• DO THIS
Wherever the word "musket" shows up in a line, please copy that line.

(Records excerpted from a collection)
+++
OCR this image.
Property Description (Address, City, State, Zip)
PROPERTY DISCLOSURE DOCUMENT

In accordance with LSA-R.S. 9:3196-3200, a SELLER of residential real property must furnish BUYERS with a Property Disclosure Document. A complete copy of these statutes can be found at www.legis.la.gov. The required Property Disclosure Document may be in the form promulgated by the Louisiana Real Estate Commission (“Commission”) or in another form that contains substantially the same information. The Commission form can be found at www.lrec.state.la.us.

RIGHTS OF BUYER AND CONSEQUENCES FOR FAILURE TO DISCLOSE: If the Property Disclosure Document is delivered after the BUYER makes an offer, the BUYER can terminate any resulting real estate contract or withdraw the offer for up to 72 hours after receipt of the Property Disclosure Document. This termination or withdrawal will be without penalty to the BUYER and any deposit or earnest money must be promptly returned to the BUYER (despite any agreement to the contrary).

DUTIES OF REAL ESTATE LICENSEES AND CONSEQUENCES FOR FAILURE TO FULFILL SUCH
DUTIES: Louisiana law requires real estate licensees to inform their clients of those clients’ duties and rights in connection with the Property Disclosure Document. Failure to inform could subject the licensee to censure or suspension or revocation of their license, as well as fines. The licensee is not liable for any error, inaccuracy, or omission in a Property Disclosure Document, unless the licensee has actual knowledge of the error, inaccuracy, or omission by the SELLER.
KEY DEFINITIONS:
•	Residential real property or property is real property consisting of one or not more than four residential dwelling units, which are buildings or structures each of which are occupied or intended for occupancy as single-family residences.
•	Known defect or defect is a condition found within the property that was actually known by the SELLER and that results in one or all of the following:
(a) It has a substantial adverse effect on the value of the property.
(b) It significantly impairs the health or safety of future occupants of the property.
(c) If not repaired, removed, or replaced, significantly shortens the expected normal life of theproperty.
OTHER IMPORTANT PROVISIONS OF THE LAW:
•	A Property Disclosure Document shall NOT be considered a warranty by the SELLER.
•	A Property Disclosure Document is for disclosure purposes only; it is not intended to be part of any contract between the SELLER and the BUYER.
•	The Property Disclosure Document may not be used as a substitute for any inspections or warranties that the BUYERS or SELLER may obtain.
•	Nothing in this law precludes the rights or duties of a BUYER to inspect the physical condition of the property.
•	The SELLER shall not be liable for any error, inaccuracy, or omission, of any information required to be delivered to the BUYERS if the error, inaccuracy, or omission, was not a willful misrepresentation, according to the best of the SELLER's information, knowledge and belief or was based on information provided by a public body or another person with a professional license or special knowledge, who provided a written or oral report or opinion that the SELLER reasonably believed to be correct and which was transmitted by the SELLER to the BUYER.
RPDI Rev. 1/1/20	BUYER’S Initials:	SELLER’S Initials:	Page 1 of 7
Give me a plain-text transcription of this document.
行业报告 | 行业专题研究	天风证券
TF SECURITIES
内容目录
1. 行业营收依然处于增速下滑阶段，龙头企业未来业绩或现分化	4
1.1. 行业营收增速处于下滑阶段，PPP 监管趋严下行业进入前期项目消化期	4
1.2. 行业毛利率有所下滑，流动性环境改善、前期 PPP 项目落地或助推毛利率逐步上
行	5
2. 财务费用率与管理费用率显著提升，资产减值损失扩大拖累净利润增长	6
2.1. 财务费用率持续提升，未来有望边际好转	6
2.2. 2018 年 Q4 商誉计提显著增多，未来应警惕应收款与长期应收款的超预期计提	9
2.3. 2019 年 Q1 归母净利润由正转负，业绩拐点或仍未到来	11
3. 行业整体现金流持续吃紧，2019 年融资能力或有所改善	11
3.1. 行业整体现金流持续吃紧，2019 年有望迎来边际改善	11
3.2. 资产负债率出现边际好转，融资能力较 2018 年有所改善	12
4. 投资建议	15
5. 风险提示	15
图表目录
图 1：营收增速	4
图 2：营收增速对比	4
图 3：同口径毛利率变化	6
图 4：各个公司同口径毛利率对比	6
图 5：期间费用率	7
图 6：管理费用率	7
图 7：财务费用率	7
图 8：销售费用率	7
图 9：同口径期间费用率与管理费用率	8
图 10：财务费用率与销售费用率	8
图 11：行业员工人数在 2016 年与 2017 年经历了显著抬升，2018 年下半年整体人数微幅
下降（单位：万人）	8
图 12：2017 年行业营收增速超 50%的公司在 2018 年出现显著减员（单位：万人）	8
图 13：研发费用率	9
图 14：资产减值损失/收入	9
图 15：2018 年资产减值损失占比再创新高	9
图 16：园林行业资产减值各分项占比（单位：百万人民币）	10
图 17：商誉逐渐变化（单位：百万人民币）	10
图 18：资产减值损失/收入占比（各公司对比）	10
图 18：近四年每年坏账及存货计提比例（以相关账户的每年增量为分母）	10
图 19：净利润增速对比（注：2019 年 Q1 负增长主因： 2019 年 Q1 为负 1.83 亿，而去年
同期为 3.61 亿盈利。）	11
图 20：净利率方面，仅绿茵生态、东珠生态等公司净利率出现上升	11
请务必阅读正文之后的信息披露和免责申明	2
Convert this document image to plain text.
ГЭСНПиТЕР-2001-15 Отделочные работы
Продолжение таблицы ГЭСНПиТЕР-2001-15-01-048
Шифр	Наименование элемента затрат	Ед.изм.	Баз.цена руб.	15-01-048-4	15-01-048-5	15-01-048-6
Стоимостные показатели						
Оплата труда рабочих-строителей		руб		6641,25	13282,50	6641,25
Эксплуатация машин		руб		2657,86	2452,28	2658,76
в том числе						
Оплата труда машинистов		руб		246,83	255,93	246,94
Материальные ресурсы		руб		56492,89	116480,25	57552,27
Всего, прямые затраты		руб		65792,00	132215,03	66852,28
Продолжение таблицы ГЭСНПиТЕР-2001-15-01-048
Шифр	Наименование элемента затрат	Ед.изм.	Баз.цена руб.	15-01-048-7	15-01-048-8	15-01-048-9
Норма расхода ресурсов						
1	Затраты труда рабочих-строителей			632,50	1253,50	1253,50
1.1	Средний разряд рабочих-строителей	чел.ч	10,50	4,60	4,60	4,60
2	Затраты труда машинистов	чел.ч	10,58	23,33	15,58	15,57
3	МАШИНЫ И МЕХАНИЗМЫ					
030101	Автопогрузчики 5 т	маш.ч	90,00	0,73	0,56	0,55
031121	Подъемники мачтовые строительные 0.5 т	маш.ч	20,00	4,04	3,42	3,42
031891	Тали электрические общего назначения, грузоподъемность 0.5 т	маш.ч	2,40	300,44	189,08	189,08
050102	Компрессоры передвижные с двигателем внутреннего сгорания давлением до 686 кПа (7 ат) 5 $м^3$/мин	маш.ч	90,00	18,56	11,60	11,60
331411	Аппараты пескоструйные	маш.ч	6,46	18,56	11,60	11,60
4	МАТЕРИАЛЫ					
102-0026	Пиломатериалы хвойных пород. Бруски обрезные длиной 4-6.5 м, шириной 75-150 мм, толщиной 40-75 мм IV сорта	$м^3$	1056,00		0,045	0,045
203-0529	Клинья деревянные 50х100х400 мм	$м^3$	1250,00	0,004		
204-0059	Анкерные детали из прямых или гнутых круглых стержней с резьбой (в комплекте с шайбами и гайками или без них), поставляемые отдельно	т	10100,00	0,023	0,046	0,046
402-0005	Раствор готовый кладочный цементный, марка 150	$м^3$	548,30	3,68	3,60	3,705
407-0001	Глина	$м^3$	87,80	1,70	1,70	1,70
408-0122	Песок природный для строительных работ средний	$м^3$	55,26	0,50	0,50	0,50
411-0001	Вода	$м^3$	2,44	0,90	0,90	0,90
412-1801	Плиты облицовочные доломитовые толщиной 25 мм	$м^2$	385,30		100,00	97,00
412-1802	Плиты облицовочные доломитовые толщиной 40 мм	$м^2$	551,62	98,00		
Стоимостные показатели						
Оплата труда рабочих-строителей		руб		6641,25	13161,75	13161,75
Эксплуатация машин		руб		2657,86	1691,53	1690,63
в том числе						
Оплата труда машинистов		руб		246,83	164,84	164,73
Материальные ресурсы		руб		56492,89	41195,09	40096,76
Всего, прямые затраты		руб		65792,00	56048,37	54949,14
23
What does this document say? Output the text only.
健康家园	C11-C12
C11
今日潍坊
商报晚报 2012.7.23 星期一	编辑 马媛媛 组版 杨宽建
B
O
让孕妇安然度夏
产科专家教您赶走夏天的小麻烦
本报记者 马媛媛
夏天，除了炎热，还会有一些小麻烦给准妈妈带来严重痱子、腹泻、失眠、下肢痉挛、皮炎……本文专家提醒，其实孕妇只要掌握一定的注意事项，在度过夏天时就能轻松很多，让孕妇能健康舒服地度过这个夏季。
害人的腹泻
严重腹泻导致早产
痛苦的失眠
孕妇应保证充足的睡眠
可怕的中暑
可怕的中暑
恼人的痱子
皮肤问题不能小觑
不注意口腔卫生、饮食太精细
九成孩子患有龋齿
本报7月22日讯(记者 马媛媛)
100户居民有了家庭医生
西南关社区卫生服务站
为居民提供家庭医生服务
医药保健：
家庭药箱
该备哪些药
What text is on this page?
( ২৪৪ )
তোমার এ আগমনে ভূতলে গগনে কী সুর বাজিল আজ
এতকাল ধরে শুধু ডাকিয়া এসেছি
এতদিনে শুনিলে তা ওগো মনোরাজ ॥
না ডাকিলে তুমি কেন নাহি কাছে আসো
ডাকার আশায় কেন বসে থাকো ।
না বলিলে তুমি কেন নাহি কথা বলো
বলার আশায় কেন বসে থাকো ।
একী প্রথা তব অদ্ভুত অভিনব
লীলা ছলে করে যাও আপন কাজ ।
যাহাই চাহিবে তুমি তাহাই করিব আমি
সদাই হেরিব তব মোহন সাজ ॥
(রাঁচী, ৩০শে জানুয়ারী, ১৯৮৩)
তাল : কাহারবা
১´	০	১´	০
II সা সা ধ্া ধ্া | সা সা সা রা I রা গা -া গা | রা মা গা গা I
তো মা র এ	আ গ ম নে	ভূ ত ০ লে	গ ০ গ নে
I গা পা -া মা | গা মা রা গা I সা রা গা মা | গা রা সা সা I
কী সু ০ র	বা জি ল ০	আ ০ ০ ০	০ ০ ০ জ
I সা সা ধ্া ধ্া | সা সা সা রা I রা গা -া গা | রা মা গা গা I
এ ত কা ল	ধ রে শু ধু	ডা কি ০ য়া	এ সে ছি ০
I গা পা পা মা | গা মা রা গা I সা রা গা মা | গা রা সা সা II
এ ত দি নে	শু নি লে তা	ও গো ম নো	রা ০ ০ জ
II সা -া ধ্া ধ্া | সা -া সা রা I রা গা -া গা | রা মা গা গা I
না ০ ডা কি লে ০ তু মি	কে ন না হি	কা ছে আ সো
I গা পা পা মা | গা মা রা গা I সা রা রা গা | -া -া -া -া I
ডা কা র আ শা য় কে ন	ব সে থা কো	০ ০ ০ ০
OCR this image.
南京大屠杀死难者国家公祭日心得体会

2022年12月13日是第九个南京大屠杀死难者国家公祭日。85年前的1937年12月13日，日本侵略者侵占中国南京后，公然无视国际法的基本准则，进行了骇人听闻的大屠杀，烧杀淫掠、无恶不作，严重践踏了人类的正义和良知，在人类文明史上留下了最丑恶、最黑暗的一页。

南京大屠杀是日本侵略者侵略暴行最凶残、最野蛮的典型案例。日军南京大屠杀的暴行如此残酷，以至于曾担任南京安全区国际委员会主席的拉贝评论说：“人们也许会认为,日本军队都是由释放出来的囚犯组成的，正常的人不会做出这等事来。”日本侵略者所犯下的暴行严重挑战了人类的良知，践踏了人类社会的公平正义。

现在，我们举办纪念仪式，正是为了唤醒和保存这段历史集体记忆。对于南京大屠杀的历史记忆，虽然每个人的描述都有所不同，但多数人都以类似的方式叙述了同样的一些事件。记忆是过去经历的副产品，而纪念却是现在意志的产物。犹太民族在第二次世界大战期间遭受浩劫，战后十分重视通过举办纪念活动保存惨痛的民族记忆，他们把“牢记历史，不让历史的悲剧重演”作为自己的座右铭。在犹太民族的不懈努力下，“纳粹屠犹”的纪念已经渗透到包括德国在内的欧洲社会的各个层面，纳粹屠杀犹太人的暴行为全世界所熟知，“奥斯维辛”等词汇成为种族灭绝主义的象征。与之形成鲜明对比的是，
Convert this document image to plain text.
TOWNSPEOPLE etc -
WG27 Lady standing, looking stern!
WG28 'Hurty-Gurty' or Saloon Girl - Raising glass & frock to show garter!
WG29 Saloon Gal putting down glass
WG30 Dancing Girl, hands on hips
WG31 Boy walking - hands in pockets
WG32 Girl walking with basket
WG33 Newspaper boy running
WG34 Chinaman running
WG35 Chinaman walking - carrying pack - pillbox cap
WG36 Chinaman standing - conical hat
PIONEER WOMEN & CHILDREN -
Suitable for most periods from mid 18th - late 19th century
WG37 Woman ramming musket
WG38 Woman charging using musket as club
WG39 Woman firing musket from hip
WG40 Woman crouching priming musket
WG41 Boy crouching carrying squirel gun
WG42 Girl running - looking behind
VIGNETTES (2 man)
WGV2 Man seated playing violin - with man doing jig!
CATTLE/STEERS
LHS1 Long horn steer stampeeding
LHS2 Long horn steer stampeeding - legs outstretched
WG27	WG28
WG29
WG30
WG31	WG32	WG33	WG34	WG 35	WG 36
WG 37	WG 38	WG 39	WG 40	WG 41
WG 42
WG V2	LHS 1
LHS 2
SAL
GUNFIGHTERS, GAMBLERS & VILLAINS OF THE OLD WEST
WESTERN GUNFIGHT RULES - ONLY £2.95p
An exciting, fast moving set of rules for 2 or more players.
+++
• SOLUTION BELOW
WG37 Woman ramming musket
WG38 Woman charging using musket as club
WG39 Woman firing musket from hip
WG40 Woman crouching priming musket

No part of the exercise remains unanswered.